» Stated problem: From the entries below, gather every line containing the string "Press".

» Supplied information:
>> Start

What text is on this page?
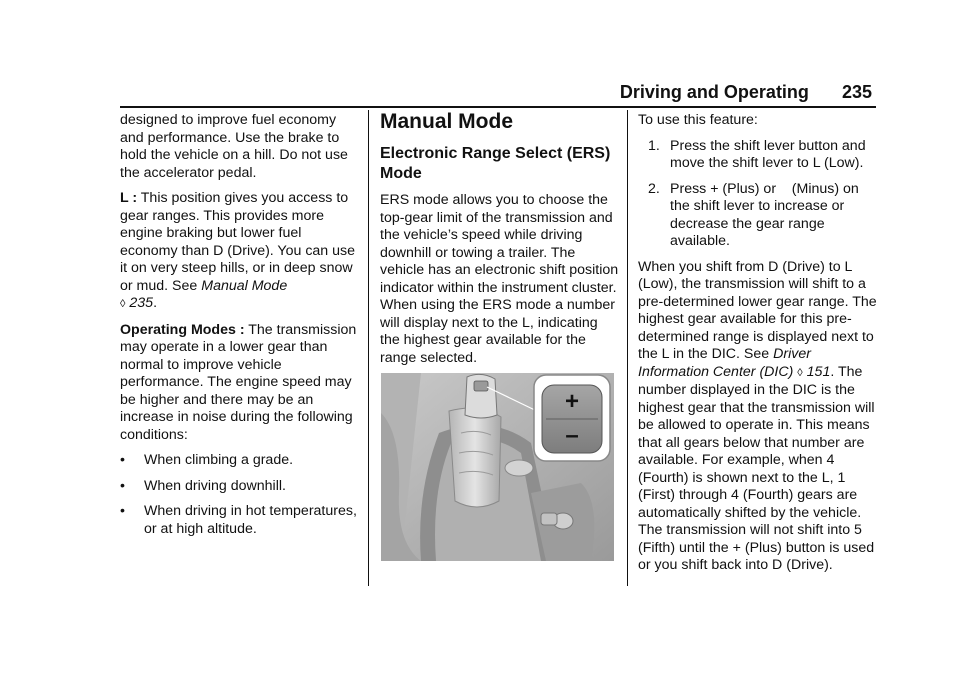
Driving and Operating 235

designed to improve fuel economy and performance. Use the brake to hold the vehicle on a hill. Do not use the accelerator pedal.

L : This position gives you access to gear ranges. This provides more engine braking but lower fuel economy than D (Drive). You can use it on very steep hills, or in deep snow or mud. See Manual Mode
◊ 235.

Operating Modes : The transmission may operate in a lower gear than normal to improve vehicle performance. The engine speed may be higher and there may be an increase in noise during the following conditions:

•	When climbing a grade.
•	When driving downhill.
•	When driving in hot temperatures, or at high altitude.
Manual Mode
Electronic Range Select (ERS) Mode

ERS mode allows you to choose the top-gear limit of the transmission and the vehicle’s speed while driving downhill or towing a trailer. The vehicle has an electronic shift position indicator within the instrument cluster. When using the ERS mode a number will display next to the L, indicating the highest gear available for the range selected.

+
–

To use this feature:

1. Press the shift lever button and move the shift lever to L (Low).
2. Press + (Plus) or    (Minus) on the shift lever to increase or decrease the gear range available.

When you shift from D (Drive) to L (Low), the transmission will shift to a pre-determined lower gear range. The highest gear available for this pre-determined range is displayed next to the L in the DIC. See Driver Information Center (DIC) ◊ 151. The number displayed in the DIC is the highest gear that the transmission will be allowed to operate in. This means that all gears below that number are available. For example, when 4 (Fourth) is shown next to the L, 1 (First) through 4 (Fourth) gears are automatically shifted by the vehicle. The transmission will not shift into 5 (Fifth) until the + (Plus) button is used or you shift back into D (Drive).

>> End

» Solution below:
1. Press the shift lever button and move the shift lever to L (Low).
2. Press + (Plus) or    (Minus) on the shift lever to increase or decrease the gear range available.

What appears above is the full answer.